- [What needs to be done] Repeat each record below exactly as given.

─── Dataset records ───

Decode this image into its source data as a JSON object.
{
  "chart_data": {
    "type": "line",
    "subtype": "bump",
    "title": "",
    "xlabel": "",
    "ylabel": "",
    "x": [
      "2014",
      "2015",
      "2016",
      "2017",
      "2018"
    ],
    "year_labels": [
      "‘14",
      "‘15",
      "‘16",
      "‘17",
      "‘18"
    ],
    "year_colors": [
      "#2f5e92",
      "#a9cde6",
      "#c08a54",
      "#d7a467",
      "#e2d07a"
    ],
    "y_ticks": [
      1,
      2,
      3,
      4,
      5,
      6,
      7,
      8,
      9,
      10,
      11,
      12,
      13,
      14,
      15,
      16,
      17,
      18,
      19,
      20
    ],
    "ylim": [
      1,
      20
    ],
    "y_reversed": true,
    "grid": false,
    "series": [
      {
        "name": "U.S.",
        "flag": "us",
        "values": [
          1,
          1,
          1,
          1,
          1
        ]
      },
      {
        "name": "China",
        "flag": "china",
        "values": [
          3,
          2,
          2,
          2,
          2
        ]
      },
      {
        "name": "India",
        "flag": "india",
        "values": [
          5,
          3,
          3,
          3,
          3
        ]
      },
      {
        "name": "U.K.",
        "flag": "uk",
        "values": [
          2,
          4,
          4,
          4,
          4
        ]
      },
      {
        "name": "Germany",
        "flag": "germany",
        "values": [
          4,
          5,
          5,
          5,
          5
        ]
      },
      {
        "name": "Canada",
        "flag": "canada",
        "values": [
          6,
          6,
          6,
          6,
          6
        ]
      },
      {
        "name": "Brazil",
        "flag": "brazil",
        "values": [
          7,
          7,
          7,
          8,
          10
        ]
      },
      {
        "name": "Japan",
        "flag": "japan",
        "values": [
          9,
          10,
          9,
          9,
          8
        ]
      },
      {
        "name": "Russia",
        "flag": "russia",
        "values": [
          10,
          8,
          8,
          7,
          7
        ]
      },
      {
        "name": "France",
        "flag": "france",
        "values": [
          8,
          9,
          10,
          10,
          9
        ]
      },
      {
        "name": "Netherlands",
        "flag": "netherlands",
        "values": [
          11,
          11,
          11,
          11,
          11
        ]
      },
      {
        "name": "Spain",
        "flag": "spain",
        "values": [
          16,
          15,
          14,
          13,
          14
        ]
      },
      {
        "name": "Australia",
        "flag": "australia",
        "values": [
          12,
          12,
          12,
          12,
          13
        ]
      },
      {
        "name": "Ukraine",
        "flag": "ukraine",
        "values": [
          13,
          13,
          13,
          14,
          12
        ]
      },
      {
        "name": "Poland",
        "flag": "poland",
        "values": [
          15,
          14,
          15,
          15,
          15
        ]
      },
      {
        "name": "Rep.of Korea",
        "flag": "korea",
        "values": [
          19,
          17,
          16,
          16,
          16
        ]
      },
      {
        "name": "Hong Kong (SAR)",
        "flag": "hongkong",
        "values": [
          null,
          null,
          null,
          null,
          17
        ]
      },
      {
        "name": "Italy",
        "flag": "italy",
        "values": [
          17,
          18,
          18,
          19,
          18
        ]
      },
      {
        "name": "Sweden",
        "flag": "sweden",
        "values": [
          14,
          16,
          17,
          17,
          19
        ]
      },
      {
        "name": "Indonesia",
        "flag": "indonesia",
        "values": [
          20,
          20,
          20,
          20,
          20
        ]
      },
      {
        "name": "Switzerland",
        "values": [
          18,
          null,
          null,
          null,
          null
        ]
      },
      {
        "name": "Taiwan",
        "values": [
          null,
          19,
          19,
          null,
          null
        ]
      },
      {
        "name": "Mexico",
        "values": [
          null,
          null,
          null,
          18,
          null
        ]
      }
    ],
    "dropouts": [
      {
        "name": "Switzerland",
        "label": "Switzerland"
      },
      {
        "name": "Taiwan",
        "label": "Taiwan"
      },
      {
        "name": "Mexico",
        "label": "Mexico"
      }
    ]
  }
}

───

- [Full answer]
Decode this image into its source data as a JSON object.
{
  "chart_data": {
    "type": "line",
    "subtype": "bump",
    "title": "",
    "xlabel": "",
    "ylabel": "",
    "x": [
      "2014",
      "2015",
      "2016",
      "2017",
      "2018"
    ],
    "year_labels": [
      "‘14",
      "‘15",
      "‘16",
      "‘17",
      "‘18"
    ],
    "year_colors": [
      "#2f5e92",
      "#a9cde6",
      "#c08a54",
      "#d7a467",
      "#e2d07a"
    ],
    "y_ticks": [
      1,
      2,
      3,
      4,
      5,
      6,
      7,
      8,
      9,
      10,
      11,
      12,
      13,
      14,
      15,
      16,
      17,
      18,
      19,
      20
    ],
    "ylim": [
      1,
      20
    ],
    "y_reversed": true,
    "grid": false,
    "series": [
      {
        "name": "U.S.",
        "flag": "us",
        "values": [
          1,
          1,
          1,
          1,
          1
        ]
      },
      {
        "name": "China",
        "flag": "china",
        "values": [
          3,
          2,
          2,
          2,
          2
        ]
      },
      {
        "name": "India",
        "flag": "india",
        "values": [
          5,
          3,
          3,
          3,
          3
        ]
      },
      {
        "name": "U.K.",
        "flag": "uk",
        "values": [
          2,
          4,
          4,
          4,
          4
        ]
      },
      {
        "name": "Germany",
        "flag": "germany",
        "values": [
          4,
          5,
          5,
          5,
          5
        ]
      },
      {
        "name": "Canada",
        "flag": "canada",
        "values": [
          6,
          6,
          6,
          6,
          6
        ]
      },
      {
        "name": "Brazil",
        "flag": "brazil",
        "values": [
          7,
          7,
          7,
          8,
          10
        ]
      },
      {
        "name": "Japan",
        "flag": "japan",
        "values": [
          9,
          10,
          9,
          9,
          8
        ]
      },
      {
        "name": "Russia",
        "flag": "russia",
        "values": [
          10,
          8,
          8,
          7,
          7
        ]
      },
      {
        "name": "France",
        "flag": "france",
        "values": [
          8,
          9,
          10,
          10,
          9
        ]
      },
      {
        "name": "Netherlands",
        "flag": "netherlands",
        "values": [
          11,
          11,
          11,
          11,
          11
        ]
      },
      {
        "name": "Spain",
        "flag": "spain",
        "values": [
          16,
          15,
          14,
          13,
          14
        ]
      },
      {
        "name": "Australia",
        "flag": "australia",
        "values": [
          12,
          12,
          12,
          12,
          13
        ]
      },
      {
        "name": "Ukraine",
        "flag": "ukraine",
        "values": [
          13,
          13,
          13,
          14,
          12
        ]
      },
      {
        "name": "Poland",
        "flag": "poland",
        "values": [
          15,
          14,
          15,
          15,
          15
        ]
      },
      {
        "name": "Rep.of Korea",
        "flag": "korea",
        "values": [
          19,
          17,
          16,
          16,
          16
        ]
      },
      {
        "name": "Hong Kong (SAR)",
        "flag": "hongkong",
        "values": [
          null,
          null,
          null,
          null,
          17
        ]
      },
      {
        "name": "Italy",
        "flag": "italy",
        "values": [
          17,
          18,
          18,
          19,
          18
        ]
      },
      {
        "name": "Sweden",
        "flag": "sweden",
        "values": [
          14,
          16,
          17,
          17,
          19
        ]
      },
      {
        "name": "Indonesia",
        "flag": "indonesia",
        "values": [
          20,
          20,
          20,
          20,
          20
        ]
      },
      {
        "name": "Switzerland",
        "values": [
          18,
          null,
          null,
          null,
          null
        ]
      },
      {
        "name": "Taiwan",
        "values": [
          null,
          19,
          19,
          null,
          null
        ]
      },
      {
        "name": "Mexico",
        "values": [
          null,
          null,
          null,
          18,
          null
        ]
      }
    ],
    "dropouts": [
      {
        "name": "Switzerland",
        "label": "Switzerland"
      },
      {
        "name": "Taiwan",
        "label": "Taiwan"
      },
      {
        "name": "Mexico",
        "label": "Mexico"
      }
    ]
  }
}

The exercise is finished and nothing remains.